→ **課題 1**:
以下の抜粋文に基づき、次の問いに答えてください。
(a) 本書が出版されたのは何年ですか。
(b) 著者がインタビューを行った、死に直面した患者は何人以上ですか。
(c) 筆者は本書をどこで少しずつ読みましたか。
→ **課題 2**:
以下の抜粋文の内容と一致するかどうか、次の各文について「はい」または「いいえ」で答え、判断の根拠となる本文の語句をそのまま引用してください。
(a) 本書は出版から40年以上たった今も読み継がれている。
(b) 日々死を見ながら働いている医療人は、「死」について語ることを避けない。
(c) 怒りの段階では、自分以外の人間や神に怒りを覚える。
→ **課題 3**:
以下の抜粋文に挙げられている、人が死を自覚してから亡くなるまでに踏む段階をすべて、順番どおりに列挙してください。

→ **抜粋文**:
########################################

エリザベス・キューブラー・ロス(鈴木晶訳)『死ぬ瞬間:死とその過程について』中公文庫

ターミナルケア(末期医療)の分野で有名な本だが、読むまでに長い時間がかかった。内容がへビーなため、通勤の途中で少しずつ読んだからである。

出版されたのは1969年。40年以上たった今も読み継がれている名著だ。

私たちは必ず死ぬが、「死」について語ることを避ける傾向にある。それは、日々、死を見ながら働いている医療人も同じらしい。

著者は、死に直面した200人以上の患者へインタビューを行い、あることを発見した。それは、人が死を自覚してから亡くなるまでの間に、次の5つの段階を踏む、ということである。

1)否認
2)怒り
3)取り引き
4)抑鬱
5)受容


まず、不治の病であると告知されると「そんなはずはない」と信じようとしない。次に「なぜ自分なのか?」と自分以外の人間や神に怒りを覚える。その後、「良いことを行うから治してほしい」と神と取引をする。そして、抑鬱状態を経て、死を受け入れる。

########################################

→ **提示データ**:
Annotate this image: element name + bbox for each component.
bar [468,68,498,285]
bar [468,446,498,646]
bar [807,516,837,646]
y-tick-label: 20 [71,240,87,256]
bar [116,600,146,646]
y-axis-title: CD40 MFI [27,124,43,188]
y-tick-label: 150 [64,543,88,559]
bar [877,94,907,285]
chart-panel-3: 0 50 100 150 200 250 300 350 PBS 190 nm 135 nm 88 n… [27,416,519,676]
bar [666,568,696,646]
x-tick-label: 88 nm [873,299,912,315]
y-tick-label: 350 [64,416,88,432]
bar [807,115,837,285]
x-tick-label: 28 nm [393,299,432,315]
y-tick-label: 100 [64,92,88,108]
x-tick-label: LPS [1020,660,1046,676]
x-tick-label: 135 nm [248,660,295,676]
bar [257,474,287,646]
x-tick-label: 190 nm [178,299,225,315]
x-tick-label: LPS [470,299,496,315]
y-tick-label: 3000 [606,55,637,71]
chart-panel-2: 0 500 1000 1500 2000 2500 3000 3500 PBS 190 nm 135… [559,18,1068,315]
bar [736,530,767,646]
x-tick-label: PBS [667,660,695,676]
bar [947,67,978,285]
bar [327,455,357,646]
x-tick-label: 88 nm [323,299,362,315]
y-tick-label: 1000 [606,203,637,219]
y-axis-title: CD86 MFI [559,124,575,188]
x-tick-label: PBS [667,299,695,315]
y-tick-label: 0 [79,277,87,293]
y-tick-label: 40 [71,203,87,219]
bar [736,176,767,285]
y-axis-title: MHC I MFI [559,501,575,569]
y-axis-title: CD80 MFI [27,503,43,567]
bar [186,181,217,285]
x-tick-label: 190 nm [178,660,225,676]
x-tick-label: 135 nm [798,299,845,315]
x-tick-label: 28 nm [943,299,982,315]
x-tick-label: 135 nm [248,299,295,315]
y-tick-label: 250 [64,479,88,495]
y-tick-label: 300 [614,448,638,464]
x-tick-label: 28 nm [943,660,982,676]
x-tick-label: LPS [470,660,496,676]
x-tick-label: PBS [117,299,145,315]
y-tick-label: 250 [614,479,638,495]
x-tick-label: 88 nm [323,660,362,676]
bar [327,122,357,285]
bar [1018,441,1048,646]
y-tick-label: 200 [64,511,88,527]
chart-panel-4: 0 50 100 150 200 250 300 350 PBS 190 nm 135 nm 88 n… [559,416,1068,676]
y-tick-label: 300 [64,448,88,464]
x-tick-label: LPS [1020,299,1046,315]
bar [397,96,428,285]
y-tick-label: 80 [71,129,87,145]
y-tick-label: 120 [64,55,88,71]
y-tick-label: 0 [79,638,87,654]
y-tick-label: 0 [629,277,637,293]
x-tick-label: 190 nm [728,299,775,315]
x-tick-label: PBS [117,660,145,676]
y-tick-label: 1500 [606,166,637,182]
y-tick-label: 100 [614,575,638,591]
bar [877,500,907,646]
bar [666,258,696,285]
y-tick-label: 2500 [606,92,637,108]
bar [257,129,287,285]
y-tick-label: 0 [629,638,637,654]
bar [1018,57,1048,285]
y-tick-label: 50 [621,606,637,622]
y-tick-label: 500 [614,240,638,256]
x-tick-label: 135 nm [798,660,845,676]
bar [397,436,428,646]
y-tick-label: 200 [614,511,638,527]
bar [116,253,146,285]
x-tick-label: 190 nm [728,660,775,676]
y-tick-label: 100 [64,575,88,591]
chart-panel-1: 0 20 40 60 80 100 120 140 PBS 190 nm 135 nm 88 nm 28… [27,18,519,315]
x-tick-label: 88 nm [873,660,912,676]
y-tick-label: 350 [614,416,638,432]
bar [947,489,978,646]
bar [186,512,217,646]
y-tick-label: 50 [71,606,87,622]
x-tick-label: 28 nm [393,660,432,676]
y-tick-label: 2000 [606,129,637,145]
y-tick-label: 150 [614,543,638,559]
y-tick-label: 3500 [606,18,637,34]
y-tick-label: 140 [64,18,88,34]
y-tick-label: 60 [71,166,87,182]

########################################

→ **解答 1**:
(a) 1969年
(b) 200人以上
(c) 通勤の途中

→ **解答 2**:
(a) はい。『40年以上たった今も読み継がれている名著だ』
(b) いいえ。『「死」について語ることを避ける傾向にある。それは、日々、死を見ながら働いている医療人も同じらしい』
(c) はい。『自分以外の人間や神に怒りを覚える』

→ **解答 3**:
1) 否認
2) 怒り
3) 取り引き
4) 抑鬱
5) 受容